**DIRECTIVE**
Without the pictures, copy all the entries below exactly.

-- start --

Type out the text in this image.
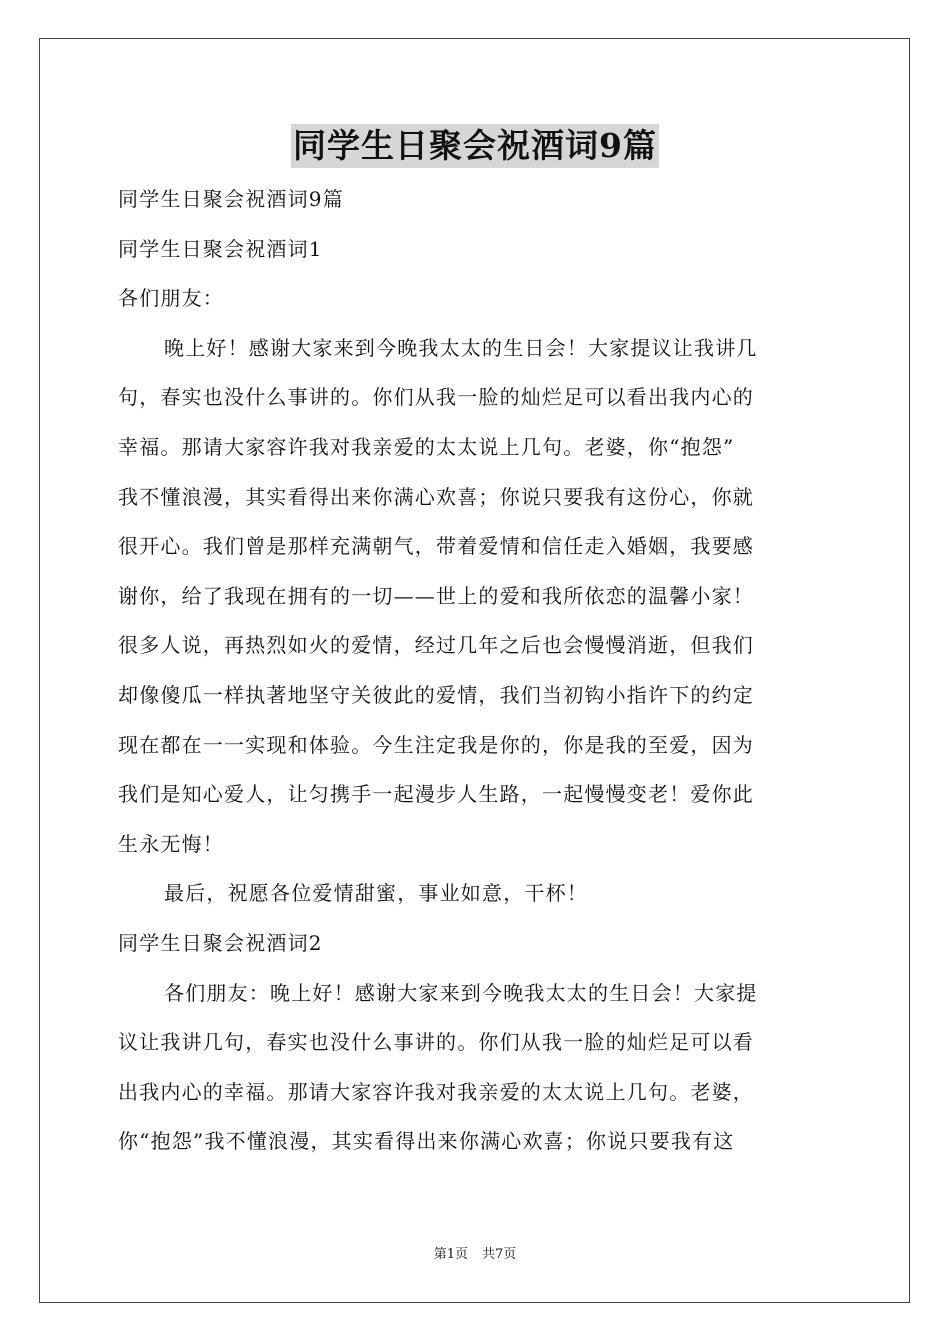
同学生日聚会祝酒词9篇
同学生日聚会祝酒词9篇
同学生日聚会祝酒词1
各们朋友：
晚上好！感谢大家来到今晚我太太的生日会！大家提议让我讲几
句，春实也没什么事讲的。你们从我一脸的灿烂足可以看出我内心的
幸福。那请大家容许我对我亲爱的太太说上几句。老婆，你“抱怨”
我不懂浪漫，其实看得出来你满心欢喜；你说只要我有这份心，你就
很开心。我们曾是那样充满朝气，带着爱情和信任走入婚姻，我要感
谢你，给了我现在拥有的一切——世上的爱和我所依恋的温馨小家！
很多人说，再热烈如火的爱情，经过几年之后也会慢慢消逝，但我们
却像傻瓜一样执著地坚守关彼此的爱情，我们当初钩小指许下的约定
现在都在一一实现和体验。今生注定我是你的，你是我的至爱，因为
我们是知心爱人，让匀携手一起漫步人生路，一起慢慢变老！爱你此
生永无悔！
最后，祝愿各位爱情甜蜜，事业如意，干杯！
同学生日聚会祝酒词2
各们朋友：晚上好！感谢大家来到今晚我太太的生日会！大家提
议让我讲几句，春实也没什么事讲的。你们从我一脸的灿烂足可以看
出我内心的幸福。那请大家容许我对我亲爱的太太说上几句。老婆，
你“抱怨”我不懂浪漫，其实看得出来你满心欢喜；你说只要我有这
第1页 共7页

-- end --

**SOLUTION**
Type out the text in this image.
同学生日聚会祝酒词9篇
同学生日聚会祝酒词9篇
同学生日聚会祝酒词1
各们朋友：
晚上好！感谢大家来到今晚我太太的生日会！大家提议让我讲几
句，春实也没什么事讲的。你们从我一脸的灿烂足可以看出我内心的
幸福。那请大家容许我对我亲爱的太太说上几句。老婆，你“抱怨”
我不懂浪漫，其实看得出来你满心欢喜；你说只要我有这份心，你就
很开心。我们曾是那样充满朝气，带着爱情和信任走入婚姻，我要感
谢你，给了我现在拥有的一切——世上的爱和我所依恋的温馨小家！
很多人说，再热烈如火的爱情，经过几年之后也会慢慢消逝，但我们
却像傻瓜一样执著地坚守关彼此的爱情，我们当初钩小指许下的约定
现在都在一一实现和体验。今生注定我是你的，你是我的至爱，因为
我们是知心爱人，让匀携手一起漫步人生路，一起慢慢变老！爱你此
生永无悔！
最后，祝愿各位爱情甜蜜，事业如意，干杯！
同学生日聚会祝酒词2
各们朋友：晚上好！感谢大家来到今晚我太太的生日会！大家提
议让我讲几句，春实也没什么事讲的。你们从我一脸的灿烂足可以看
出我内心的幸福。那请大家容许我对我亲爱的太太说上几句。老婆，
你“抱怨”我不懂浪漫，其实看得出来你满心欢喜；你说只要我有这
第1页 共7页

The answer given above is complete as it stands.